Scan each line of the records for the word "text" and extract the ones that have it.
►
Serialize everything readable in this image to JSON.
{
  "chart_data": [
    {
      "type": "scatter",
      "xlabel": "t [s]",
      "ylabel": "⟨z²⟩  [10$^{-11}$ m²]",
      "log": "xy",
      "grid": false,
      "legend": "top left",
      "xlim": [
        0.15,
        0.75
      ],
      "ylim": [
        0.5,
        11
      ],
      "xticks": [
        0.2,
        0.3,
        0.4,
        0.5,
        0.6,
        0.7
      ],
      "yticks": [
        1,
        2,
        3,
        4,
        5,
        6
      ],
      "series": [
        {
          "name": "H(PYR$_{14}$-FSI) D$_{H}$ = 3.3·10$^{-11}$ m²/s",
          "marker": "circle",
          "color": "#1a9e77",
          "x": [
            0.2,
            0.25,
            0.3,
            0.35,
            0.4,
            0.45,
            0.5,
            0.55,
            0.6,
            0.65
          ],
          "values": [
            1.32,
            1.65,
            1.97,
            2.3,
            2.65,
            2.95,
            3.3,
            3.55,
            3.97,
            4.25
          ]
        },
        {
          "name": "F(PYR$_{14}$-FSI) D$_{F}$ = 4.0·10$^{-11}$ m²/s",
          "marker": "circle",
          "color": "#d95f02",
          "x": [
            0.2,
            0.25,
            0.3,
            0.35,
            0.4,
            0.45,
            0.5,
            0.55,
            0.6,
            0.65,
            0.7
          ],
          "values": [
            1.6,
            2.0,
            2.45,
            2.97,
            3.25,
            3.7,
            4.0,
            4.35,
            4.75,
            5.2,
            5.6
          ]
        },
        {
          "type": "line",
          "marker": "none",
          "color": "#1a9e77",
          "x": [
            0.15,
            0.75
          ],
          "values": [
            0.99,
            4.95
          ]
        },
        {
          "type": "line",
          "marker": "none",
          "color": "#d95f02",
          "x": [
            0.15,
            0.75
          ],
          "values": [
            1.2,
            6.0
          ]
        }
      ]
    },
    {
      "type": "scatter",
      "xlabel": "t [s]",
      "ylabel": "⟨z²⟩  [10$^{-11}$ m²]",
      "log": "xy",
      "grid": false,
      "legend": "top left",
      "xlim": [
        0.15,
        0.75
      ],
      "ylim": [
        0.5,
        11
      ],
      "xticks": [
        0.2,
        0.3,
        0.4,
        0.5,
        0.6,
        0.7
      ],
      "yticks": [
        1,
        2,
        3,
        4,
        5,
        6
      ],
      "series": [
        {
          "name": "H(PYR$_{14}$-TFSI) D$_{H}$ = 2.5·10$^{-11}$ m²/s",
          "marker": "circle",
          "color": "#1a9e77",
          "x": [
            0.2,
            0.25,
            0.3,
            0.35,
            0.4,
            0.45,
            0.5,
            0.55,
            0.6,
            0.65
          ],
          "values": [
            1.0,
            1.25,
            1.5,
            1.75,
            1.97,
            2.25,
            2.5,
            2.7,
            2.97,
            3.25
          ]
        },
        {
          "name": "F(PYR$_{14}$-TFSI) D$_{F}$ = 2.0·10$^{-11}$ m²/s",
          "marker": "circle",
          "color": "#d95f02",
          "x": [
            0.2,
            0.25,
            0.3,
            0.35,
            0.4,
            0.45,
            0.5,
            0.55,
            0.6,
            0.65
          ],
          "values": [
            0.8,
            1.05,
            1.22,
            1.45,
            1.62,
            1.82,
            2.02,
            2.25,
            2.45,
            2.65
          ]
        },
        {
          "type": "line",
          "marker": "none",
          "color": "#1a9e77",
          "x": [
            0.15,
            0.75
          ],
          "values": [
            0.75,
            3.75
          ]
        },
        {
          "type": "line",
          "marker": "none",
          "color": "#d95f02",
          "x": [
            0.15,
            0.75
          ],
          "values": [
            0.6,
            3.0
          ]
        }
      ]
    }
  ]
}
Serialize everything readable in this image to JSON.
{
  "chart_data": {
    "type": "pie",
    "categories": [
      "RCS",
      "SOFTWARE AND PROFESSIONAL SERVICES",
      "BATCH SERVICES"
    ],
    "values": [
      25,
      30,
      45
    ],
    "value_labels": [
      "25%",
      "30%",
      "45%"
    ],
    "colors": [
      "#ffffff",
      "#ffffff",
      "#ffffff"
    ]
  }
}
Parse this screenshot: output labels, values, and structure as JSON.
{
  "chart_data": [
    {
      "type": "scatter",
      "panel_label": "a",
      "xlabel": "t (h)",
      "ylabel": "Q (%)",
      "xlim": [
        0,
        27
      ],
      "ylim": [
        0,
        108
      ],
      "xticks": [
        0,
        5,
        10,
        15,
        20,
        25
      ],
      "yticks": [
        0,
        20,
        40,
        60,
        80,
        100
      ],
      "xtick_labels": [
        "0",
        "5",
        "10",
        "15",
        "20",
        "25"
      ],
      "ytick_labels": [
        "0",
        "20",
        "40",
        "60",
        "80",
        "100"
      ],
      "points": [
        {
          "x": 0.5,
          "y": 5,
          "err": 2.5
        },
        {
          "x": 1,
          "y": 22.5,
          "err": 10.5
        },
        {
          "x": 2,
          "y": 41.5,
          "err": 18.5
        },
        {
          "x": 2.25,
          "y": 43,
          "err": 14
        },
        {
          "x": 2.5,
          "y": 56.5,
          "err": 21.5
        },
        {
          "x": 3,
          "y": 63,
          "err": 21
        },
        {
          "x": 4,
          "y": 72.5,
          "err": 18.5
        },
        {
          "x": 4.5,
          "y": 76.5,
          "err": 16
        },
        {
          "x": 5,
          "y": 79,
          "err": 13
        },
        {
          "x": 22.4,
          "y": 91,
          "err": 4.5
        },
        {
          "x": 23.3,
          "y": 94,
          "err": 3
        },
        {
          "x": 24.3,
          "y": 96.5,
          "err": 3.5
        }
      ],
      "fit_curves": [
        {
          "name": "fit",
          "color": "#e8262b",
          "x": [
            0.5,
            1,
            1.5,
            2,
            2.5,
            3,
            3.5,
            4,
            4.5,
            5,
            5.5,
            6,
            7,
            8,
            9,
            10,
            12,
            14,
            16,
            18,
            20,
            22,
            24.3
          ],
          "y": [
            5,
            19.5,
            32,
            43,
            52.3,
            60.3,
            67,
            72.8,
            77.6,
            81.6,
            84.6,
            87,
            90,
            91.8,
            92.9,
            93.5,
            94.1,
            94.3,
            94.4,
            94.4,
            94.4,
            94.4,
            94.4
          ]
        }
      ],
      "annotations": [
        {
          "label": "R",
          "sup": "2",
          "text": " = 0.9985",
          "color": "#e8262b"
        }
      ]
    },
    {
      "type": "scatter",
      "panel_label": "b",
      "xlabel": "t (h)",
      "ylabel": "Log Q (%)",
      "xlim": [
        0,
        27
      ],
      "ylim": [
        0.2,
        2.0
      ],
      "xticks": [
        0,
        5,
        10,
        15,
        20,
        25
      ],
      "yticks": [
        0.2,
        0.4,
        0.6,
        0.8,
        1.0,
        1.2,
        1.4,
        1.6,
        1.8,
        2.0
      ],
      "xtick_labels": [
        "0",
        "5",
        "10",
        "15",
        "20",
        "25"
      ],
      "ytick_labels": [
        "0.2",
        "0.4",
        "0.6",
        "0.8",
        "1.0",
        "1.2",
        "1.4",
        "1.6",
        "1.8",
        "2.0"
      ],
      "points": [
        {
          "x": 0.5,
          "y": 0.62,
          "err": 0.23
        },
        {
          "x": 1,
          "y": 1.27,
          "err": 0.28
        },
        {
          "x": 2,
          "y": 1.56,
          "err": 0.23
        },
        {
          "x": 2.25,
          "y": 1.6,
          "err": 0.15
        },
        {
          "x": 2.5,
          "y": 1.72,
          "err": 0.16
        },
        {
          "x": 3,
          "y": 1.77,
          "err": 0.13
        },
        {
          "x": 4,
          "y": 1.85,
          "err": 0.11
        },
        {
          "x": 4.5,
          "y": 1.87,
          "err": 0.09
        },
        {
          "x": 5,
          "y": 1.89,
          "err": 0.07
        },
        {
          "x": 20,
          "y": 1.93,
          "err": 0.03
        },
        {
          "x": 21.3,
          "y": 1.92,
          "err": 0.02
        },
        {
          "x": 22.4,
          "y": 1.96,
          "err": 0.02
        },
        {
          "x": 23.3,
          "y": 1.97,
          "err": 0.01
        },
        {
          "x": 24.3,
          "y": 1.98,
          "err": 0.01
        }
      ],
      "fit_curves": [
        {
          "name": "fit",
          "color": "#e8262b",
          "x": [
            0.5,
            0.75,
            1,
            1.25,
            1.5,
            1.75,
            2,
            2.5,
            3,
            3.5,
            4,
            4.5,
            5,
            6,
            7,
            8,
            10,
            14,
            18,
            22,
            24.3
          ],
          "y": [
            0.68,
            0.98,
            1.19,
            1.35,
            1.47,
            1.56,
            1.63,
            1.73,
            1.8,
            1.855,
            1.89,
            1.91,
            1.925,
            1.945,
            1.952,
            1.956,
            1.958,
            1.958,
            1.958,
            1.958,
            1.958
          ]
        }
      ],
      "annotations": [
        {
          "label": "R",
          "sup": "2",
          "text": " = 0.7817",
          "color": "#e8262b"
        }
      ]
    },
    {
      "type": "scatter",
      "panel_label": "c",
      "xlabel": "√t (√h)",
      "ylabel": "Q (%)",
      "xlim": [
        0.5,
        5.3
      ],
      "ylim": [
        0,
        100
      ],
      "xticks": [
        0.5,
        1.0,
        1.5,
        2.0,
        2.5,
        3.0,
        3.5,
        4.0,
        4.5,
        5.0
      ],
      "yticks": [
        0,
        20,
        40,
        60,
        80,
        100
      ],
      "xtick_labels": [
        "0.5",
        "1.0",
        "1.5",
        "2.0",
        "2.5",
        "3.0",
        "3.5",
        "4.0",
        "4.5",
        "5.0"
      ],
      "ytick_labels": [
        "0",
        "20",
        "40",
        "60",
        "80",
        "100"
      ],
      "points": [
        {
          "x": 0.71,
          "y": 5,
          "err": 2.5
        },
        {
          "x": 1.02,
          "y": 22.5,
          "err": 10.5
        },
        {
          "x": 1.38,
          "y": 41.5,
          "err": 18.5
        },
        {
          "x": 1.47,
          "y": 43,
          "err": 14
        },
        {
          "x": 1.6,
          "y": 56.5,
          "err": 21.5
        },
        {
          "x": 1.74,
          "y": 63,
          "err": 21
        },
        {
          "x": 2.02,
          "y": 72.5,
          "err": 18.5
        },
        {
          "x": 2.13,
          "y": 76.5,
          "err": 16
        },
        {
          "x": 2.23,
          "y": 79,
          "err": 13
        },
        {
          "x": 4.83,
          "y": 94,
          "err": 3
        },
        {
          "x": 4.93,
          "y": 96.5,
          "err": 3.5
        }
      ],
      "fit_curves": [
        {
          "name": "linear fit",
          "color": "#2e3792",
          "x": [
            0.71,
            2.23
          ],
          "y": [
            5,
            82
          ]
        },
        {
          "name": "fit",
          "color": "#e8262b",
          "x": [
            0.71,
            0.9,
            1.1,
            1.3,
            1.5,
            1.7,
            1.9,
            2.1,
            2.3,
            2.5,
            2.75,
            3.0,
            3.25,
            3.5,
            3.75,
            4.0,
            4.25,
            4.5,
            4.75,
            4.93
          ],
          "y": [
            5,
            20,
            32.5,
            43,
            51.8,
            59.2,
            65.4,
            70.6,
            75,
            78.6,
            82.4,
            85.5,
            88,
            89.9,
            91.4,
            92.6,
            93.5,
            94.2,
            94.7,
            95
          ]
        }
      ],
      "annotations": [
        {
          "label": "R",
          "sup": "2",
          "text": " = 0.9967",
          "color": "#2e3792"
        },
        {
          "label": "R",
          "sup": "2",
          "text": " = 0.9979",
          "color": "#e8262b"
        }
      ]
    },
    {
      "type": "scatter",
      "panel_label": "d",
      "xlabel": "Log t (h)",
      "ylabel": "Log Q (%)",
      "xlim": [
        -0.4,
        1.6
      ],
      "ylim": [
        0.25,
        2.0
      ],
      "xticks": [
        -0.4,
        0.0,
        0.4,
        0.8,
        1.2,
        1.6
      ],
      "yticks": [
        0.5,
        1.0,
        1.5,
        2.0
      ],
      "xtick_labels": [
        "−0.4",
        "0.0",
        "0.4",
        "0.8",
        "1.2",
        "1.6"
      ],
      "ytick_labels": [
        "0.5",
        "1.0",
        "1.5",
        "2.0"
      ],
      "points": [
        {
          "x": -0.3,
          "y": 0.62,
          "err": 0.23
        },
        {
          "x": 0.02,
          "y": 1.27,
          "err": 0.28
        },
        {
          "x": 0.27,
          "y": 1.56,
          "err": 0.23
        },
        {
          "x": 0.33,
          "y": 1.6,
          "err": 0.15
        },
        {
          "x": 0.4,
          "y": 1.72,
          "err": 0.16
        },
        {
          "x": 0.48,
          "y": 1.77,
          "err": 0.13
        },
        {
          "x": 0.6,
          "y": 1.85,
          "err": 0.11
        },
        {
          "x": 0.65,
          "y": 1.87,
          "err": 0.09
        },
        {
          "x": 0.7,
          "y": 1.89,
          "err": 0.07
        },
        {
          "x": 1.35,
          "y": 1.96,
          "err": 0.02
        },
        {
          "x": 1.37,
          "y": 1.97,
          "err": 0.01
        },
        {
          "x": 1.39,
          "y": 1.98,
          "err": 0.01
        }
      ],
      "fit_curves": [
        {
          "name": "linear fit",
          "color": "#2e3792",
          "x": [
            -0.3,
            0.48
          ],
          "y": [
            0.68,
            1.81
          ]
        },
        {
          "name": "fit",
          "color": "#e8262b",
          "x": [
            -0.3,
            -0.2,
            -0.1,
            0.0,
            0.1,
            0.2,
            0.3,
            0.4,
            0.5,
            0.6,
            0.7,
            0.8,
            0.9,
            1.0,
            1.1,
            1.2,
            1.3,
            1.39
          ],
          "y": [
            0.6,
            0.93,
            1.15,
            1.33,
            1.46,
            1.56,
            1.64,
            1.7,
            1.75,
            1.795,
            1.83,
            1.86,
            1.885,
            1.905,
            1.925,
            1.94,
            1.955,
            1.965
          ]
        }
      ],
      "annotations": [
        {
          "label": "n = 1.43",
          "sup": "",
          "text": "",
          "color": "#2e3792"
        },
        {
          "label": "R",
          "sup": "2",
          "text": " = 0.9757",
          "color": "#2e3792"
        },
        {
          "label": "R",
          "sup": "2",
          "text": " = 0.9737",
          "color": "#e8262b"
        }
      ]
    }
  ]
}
◄
== RESULT BELOW ==
          "text": " = 0.9985",
          "text": " = 0.7817",
          "text": " = 0.9967",
          "text": " = 0.9979",
          "text": "",
          "text": " = 0.9757",
          "text": " = 0.9737",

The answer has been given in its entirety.